## Set problem
Below are some records. Pull every line that contains the word "ChOH".

------------------------------------------------------------

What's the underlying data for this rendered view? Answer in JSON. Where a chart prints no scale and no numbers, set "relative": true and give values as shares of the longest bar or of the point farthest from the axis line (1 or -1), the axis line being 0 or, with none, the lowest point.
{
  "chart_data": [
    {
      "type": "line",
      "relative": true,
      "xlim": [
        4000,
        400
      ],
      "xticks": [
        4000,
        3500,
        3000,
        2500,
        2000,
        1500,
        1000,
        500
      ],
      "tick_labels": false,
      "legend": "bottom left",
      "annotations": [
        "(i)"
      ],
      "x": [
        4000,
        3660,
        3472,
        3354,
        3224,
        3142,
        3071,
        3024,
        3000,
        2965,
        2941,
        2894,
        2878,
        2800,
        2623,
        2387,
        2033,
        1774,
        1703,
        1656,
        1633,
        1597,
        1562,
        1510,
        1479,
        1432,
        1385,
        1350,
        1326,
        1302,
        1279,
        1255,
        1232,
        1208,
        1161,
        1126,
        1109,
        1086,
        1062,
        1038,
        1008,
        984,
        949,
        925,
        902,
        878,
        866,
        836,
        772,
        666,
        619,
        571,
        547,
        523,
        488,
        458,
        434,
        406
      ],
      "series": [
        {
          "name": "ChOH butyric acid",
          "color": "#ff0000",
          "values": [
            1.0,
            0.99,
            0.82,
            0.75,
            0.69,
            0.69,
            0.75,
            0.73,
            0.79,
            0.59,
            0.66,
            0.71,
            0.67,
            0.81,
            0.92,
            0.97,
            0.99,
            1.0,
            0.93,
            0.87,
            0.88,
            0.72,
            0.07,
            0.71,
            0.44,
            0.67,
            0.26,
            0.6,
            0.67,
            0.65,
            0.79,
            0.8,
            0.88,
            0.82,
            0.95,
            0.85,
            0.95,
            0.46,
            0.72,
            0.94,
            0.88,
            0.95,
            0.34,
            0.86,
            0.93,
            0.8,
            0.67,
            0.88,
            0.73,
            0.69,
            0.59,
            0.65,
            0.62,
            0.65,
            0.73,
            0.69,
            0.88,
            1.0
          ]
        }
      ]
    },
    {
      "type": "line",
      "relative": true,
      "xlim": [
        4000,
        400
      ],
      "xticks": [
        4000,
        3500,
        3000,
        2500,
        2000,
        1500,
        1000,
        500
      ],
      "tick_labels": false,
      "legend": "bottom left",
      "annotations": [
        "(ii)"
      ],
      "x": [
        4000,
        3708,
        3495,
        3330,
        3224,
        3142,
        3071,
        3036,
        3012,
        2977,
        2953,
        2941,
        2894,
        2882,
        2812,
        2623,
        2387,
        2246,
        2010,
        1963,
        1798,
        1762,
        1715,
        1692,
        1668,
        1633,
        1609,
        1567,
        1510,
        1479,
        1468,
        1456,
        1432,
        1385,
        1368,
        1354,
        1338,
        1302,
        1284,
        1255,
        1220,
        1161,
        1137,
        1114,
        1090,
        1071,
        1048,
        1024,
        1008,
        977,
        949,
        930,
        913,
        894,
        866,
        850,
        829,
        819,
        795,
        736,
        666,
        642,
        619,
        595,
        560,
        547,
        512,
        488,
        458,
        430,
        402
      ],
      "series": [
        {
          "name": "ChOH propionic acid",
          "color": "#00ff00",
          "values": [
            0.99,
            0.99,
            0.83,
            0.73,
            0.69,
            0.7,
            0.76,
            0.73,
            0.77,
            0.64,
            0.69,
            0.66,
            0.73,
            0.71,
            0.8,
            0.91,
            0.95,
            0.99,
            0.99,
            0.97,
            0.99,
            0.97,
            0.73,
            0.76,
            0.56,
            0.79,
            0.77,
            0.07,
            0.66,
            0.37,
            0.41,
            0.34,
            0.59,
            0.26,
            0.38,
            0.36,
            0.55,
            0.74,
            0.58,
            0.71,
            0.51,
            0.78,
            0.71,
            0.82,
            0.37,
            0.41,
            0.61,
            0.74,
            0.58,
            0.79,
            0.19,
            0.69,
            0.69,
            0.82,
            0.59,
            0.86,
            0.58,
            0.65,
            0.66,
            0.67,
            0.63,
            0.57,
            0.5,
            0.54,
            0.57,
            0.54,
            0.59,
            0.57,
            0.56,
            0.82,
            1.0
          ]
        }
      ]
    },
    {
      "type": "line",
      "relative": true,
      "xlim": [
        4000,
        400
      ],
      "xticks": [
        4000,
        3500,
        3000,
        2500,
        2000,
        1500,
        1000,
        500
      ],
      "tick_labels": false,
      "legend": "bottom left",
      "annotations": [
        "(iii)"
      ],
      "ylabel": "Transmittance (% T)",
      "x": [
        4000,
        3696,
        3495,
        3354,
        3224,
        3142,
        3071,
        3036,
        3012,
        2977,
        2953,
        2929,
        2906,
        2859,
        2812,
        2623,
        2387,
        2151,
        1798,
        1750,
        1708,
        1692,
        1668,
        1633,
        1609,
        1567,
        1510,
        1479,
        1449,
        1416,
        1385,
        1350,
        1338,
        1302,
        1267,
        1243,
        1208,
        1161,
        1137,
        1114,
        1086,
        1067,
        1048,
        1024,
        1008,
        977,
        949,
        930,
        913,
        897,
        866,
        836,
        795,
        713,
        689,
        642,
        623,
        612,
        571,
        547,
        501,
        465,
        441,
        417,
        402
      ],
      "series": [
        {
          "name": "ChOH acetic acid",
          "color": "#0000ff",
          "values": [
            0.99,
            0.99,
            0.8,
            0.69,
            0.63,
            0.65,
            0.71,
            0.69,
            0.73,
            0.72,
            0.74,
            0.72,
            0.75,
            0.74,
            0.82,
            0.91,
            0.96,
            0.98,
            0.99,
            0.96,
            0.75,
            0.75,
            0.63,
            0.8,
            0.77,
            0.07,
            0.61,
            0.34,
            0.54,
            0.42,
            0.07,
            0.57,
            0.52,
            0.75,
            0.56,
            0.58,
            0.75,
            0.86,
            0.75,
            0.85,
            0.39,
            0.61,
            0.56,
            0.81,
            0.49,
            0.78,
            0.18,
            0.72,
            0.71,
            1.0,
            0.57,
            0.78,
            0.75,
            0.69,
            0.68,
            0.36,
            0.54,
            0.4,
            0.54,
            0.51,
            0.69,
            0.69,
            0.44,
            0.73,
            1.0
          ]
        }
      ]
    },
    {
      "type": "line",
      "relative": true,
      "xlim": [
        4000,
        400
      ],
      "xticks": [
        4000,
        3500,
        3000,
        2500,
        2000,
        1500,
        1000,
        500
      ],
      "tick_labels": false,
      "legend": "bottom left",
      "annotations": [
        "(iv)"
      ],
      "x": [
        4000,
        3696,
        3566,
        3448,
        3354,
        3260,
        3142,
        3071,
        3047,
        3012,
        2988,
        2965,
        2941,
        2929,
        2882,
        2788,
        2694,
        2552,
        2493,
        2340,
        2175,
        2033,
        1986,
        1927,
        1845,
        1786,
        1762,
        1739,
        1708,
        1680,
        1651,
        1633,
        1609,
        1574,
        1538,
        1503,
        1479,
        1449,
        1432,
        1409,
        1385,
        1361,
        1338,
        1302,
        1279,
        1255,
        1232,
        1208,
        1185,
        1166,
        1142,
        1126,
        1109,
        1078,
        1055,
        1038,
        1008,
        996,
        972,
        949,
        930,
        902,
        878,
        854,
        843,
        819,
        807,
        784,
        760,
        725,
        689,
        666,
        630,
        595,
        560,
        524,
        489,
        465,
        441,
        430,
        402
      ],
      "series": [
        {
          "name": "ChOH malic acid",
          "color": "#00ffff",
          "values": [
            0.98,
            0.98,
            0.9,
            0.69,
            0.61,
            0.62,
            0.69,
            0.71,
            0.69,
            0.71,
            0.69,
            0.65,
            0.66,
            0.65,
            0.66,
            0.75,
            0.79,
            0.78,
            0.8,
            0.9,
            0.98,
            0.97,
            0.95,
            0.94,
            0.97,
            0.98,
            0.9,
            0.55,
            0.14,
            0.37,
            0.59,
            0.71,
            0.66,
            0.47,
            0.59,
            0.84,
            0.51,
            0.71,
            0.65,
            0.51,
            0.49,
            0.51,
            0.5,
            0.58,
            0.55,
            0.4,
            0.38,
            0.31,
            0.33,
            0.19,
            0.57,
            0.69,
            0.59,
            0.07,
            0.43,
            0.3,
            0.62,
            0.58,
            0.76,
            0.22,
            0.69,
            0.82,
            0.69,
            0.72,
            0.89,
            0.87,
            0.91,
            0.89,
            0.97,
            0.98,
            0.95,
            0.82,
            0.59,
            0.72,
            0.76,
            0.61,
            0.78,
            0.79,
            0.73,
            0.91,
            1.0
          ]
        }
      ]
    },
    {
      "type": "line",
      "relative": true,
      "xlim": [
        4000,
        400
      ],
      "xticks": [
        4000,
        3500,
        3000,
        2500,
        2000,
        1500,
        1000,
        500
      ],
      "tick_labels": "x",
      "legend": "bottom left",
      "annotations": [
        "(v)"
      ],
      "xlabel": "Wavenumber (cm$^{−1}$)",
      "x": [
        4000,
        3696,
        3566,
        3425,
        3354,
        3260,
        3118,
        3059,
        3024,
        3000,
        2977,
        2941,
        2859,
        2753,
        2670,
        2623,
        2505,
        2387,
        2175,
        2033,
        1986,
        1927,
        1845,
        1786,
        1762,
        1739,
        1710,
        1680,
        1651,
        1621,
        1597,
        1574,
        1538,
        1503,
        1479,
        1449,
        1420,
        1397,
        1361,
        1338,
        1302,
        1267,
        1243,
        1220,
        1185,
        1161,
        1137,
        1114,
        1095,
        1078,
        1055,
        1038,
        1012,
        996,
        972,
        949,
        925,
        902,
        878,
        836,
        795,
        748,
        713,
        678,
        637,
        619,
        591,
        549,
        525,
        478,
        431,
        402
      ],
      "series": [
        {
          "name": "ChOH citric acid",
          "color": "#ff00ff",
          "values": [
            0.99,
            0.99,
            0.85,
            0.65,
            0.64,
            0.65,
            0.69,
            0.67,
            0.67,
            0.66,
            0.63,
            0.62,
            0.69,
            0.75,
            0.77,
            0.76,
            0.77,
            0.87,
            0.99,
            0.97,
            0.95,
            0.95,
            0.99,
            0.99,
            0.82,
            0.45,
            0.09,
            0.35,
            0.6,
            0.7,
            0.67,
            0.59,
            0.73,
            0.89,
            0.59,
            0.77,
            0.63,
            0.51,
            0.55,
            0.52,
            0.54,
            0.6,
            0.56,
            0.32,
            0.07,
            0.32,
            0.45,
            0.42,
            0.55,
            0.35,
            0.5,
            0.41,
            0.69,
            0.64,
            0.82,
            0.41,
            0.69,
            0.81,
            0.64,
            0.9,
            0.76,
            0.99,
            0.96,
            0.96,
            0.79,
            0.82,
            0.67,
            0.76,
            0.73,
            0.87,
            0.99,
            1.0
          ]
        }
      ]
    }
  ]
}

------------------------------------------------------------

## Exercise output
          "name": "ChOH butyric acid",
          "name": "ChOH propionic acid",
          "name": "ChOH acetic acid",
          "name": "ChOH malic acid",
          "name": "ChOH citric acid",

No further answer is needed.